Task material:
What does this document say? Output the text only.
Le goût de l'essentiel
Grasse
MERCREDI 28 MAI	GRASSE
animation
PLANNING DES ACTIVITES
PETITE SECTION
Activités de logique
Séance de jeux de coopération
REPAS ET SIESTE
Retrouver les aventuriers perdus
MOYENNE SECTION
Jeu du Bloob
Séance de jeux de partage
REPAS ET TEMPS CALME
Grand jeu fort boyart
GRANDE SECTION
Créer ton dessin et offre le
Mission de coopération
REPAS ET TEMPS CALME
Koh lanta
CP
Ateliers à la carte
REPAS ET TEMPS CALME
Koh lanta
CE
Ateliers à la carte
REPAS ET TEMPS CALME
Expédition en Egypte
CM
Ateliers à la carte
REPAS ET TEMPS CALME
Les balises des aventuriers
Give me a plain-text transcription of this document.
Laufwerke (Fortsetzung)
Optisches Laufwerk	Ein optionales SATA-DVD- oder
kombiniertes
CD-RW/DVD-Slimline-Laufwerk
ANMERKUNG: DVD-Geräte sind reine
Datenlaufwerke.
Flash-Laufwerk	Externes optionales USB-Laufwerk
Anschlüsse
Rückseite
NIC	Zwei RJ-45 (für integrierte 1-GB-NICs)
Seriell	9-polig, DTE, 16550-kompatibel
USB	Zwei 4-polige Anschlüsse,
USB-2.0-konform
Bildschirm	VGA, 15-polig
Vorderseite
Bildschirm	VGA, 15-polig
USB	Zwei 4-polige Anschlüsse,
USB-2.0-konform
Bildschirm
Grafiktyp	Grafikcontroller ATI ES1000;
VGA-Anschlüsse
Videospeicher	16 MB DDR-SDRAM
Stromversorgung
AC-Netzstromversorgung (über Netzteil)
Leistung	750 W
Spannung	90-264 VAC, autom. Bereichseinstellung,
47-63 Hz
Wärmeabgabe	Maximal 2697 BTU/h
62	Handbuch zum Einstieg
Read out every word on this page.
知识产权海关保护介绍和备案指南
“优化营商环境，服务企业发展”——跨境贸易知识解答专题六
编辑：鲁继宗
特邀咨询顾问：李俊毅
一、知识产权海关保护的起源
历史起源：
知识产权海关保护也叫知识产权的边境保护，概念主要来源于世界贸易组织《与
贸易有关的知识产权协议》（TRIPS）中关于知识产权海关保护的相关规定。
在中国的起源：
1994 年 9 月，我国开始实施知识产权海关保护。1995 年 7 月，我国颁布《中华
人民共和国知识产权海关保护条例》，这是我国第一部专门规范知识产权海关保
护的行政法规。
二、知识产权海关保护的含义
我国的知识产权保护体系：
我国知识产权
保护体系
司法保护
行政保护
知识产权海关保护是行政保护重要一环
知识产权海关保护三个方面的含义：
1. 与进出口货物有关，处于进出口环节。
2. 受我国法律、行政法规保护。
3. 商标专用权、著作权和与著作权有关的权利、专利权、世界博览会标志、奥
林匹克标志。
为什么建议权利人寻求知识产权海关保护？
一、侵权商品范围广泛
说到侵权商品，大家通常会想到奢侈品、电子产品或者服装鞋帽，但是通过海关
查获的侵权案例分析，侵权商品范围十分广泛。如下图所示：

==

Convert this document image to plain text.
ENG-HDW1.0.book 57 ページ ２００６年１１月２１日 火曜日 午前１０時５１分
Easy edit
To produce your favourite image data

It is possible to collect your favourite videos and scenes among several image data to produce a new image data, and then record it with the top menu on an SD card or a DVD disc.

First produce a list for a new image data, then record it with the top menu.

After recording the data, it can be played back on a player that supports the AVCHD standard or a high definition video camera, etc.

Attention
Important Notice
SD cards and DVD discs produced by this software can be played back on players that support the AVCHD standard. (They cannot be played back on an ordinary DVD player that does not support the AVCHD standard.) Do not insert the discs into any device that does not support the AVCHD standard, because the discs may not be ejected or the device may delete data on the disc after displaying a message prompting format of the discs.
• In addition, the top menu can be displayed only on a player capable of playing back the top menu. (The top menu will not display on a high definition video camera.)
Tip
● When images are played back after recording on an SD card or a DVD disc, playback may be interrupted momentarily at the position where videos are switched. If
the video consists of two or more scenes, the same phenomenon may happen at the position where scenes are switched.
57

...

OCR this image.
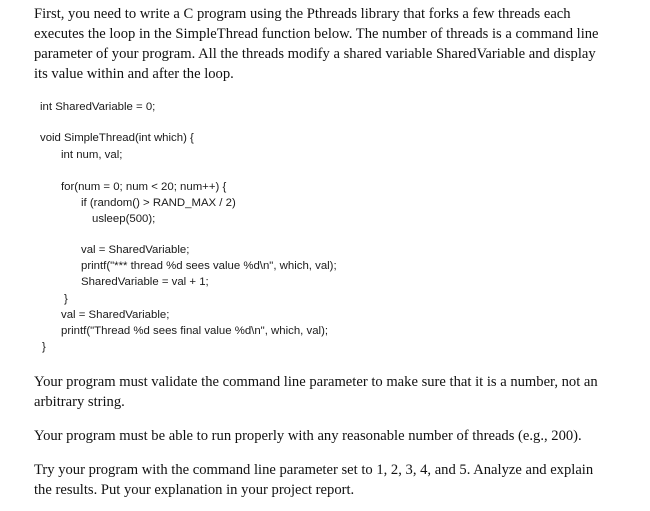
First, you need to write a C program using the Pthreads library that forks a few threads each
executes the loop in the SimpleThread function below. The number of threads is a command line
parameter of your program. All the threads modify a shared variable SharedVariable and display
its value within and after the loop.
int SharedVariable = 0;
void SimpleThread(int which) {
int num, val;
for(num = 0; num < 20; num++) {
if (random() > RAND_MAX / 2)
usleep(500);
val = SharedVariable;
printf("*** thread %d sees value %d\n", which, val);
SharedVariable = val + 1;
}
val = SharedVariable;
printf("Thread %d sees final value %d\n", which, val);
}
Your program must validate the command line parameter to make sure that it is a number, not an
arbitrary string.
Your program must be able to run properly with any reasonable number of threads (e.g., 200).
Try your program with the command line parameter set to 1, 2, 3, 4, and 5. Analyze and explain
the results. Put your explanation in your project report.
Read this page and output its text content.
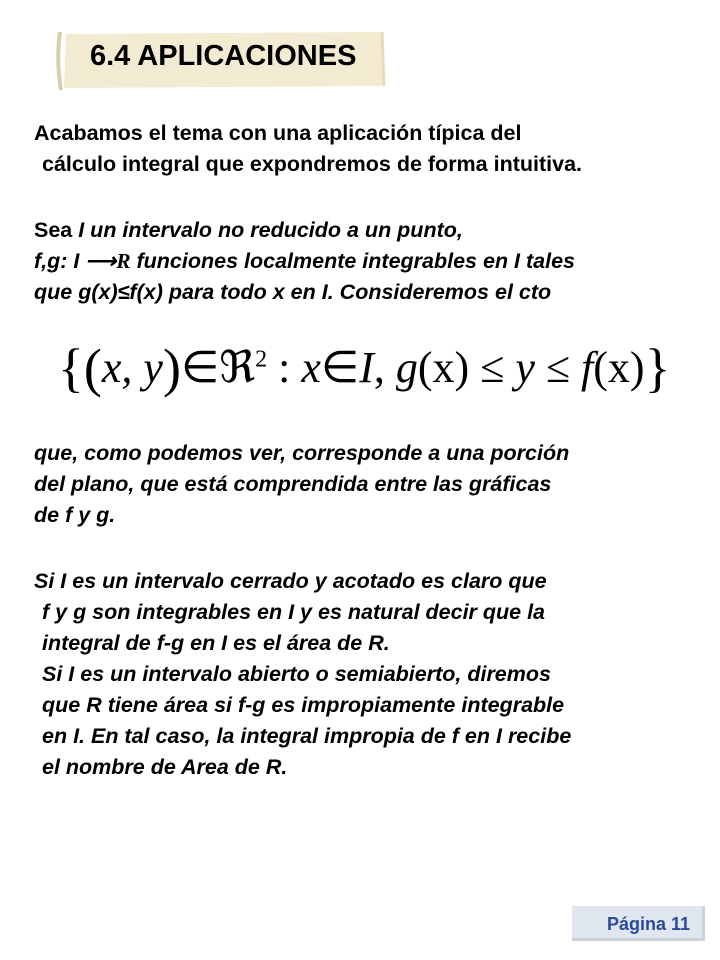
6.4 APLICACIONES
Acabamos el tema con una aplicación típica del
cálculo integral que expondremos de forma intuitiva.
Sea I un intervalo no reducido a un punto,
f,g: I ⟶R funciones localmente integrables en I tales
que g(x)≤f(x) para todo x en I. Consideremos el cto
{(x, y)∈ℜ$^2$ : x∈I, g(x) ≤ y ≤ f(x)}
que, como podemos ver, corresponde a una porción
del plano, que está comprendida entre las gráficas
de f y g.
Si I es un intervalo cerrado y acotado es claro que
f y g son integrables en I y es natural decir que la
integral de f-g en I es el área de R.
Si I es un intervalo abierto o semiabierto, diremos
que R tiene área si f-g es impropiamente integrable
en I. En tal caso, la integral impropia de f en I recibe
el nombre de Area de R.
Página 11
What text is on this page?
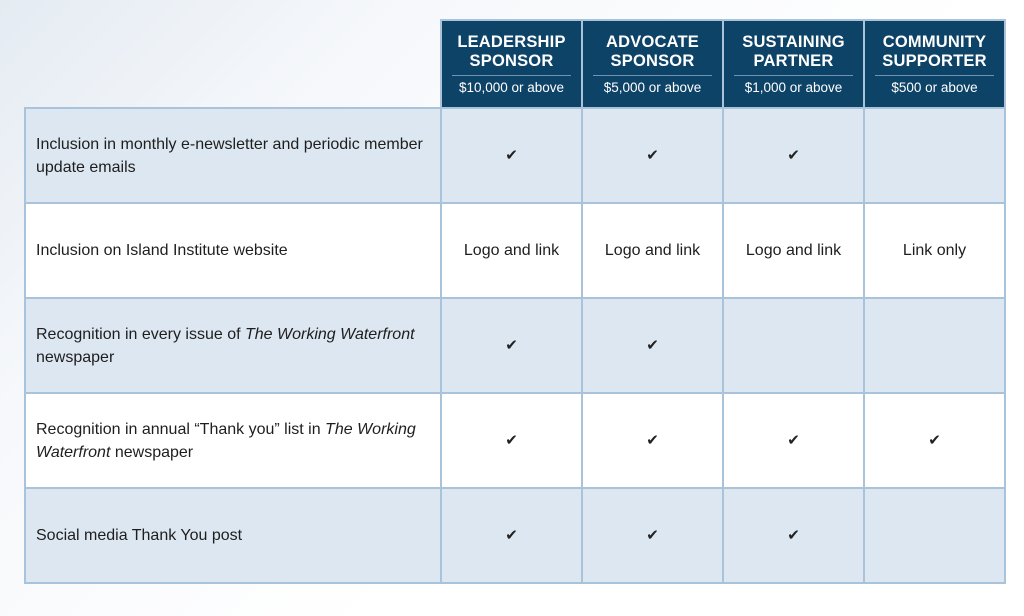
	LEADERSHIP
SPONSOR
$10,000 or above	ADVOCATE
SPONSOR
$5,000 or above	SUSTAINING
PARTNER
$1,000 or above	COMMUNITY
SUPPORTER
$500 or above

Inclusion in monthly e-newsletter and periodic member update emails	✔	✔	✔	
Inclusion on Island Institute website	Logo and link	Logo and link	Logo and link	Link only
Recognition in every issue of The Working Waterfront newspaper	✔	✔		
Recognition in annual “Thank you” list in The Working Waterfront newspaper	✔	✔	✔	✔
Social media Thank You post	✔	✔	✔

Job:
Only lines that contain the word "page" are wanted; copy each of them.

Result of the exercise:
Read out every word on this page.
Read this page and output its text content.
What text is on this page?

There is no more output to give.